Look at the entries below and reproduce them exactly.

══ RECORDS PROVIDED ══

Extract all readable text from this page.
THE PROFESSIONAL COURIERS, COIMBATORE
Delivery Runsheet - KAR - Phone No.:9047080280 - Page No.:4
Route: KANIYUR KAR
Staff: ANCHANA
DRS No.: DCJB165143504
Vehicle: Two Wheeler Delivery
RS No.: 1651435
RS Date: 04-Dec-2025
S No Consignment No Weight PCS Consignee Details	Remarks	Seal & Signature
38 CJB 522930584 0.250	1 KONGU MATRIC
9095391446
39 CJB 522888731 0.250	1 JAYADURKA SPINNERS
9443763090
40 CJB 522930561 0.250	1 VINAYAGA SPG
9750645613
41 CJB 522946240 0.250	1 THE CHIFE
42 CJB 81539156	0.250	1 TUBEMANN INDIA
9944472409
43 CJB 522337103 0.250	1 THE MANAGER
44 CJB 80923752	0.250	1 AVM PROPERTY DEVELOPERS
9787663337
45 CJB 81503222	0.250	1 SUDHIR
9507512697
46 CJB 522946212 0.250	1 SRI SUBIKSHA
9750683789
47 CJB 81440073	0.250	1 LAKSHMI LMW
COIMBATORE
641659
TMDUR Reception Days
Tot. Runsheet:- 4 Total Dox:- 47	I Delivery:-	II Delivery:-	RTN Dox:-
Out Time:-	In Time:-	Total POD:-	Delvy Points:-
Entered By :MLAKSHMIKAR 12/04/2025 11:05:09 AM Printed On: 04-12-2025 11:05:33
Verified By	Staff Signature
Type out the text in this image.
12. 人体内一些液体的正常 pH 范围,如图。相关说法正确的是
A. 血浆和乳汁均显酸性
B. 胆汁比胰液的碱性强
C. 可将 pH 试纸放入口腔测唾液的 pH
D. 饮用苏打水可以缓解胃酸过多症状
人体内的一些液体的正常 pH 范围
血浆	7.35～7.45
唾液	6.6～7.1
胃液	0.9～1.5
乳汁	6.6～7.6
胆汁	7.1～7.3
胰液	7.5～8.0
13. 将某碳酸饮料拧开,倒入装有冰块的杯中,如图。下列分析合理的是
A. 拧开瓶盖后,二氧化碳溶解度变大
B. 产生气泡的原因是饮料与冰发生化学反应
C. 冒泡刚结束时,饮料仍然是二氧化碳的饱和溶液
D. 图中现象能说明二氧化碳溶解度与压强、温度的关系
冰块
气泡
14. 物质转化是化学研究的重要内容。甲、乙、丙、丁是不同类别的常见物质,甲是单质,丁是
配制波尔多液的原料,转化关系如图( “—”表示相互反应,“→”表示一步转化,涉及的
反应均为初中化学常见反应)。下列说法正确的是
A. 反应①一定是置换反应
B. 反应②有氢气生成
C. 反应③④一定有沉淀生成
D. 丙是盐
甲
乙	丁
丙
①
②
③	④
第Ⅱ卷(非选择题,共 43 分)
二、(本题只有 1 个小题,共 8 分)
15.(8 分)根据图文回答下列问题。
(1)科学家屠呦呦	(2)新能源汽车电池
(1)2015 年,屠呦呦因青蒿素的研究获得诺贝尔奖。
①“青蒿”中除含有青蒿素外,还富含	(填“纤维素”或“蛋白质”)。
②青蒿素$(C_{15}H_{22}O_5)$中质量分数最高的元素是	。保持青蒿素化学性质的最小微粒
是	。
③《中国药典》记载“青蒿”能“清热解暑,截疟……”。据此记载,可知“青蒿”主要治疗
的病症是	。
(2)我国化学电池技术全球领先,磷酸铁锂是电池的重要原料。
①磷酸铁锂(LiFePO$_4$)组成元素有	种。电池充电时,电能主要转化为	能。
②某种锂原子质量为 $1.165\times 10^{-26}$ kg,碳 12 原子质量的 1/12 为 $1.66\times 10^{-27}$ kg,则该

═══

> _IN RESPONSE_
Extract all readable text from this page.
THE PROFESSIONAL COURIERS, COIMBATORE
Delivery Runsheet - KAR - Phone No.:9047080280 - Page No.:4
Route: KANIYUR KAR
Staff: ANCHANA
DRS No.: DCJB165143504
Vehicle: Two Wheeler Delivery
RS No.: 1651435
RS Date: 04-Dec-2025
S No Consignment No Weight PCS Consignee Details	Remarks	Seal & Signature
38 CJB 522930584 0.250	1 KONGU MATRIC
9095391446
39 CJB 522888731 0.250	1 JAYADURKA SPINNERS
9443763090
40 CJB 522930561 0.250	1 VINAYAGA SPG
9750645613
41 CJB 522946240 0.250	1 THE CHIFE
42 CJB 81539156	0.250	1 TUBEMANN INDIA
9944472409
43 CJB 522337103 0.250	1 THE MANAGER
44 CJB 80923752	0.250	1 AVM PROPERTY DEVELOPERS
9787663337
45 CJB 81503222	0.250	1 SUDHIR
9507512697
46 CJB 522946212 0.250	1 SRI SUBIKSHA
9750683789
47 CJB 81440073	0.250	1 LAKSHMI LMW
COIMBATORE
641659
TMDUR Reception Days
Tot. Runsheet:- 4 Total Dox:- 47	I Delivery:-	II Delivery:-	RTN Dox:-
Out Time:-	In Time:-	Total POD:-	Delvy Points:-
Entered By :MLAKSHMIKAR 12/04/2025 11:05:09 AM Printed On: 04-12-2025 11:05:33
Verified By	Staff Signature
Type out the text in this image.
12. 人体内一些液体的正常 pH 范围,如图。相关说法正确的是
A. 血浆和乳汁均显酸性
B. 胆汁比胰液的碱性强
C. 可将 pH 试纸放入口腔测唾液的 pH
D. 饮用苏打水可以缓解胃酸过多症状
人体内的一些液体的正常 pH 范围
血浆	7.35～7.45
唾液	6.6～7.1
胃液	0.9～1.5
乳汁	6.6～7.6
胆汁	7.1～7.3
胰液	7.5～8.0
13. 将某碳酸饮料拧开,倒入装有冰块的杯中,如图。下列分析合理的是
A. 拧开瓶盖后,二氧化碳溶解度变大
B. 产生气泡的原因是饮料与冰发生化学反应
C. 冒泡刚结束时,饮料仍然是二氧化碳的饱和溶液
D. 图中现象能说明二氧化碳溶解度与压强、温度的关系
冰块
气泡
14. 物质转化是化学研究的重要内容。甲、乙、丙、丁是不同类别的常见物质,甲是单质,丁是
配制波尔多液的原料,转化关系如图( “—”表示相互反应,“→”表示一步转化,涉及的
反应均为初中化学常见反应)。下列说法正确的是
A. 反应①一定是置换反应
B. 反应②有氢气生成
C. 反应③④一定有沉淀生成
D. 丙是盐
甲
乙	丁
丙
①
②
③	④
第Ⅱ卷(非选择题,共 43 分)
二、(本题只有 1 个小题,共 8 分)
15.(8 分)根据图文回答下列问题。
(1)科学家屠呦呦	(2)新能源汽车电池
(1)2015 年,屠呦呦因青蒿素的研究获得诺贝尔奖。
①“青蒿”中除含有青蒿素外,还富含	(填“纤维素”或“蛋白质”)。
②青蒿素$(C_{15}H_{22}O_5)$中质量分数最高的元素是	。保持青蒿素化学性质的最小微粒
是	。
③《中国药典》记载“青蒿”能“清热解暑,截疟……”。据此记载,可知“青蒿”主要治疗
的病症是	。
(2)我国化学电池技术全球领先,磷酸铁锂是电池的重要原料。
①磷酸铁锂(LiFePO$_4$)组成元素有	种。电池充电时,电能主要转化为	能。
②某种锂原子质量为 $1.165\times 10^{-26}$ kg,碳 12 原子质量的 1/12 为 $1.66\times 10^{-27}$ kg,则该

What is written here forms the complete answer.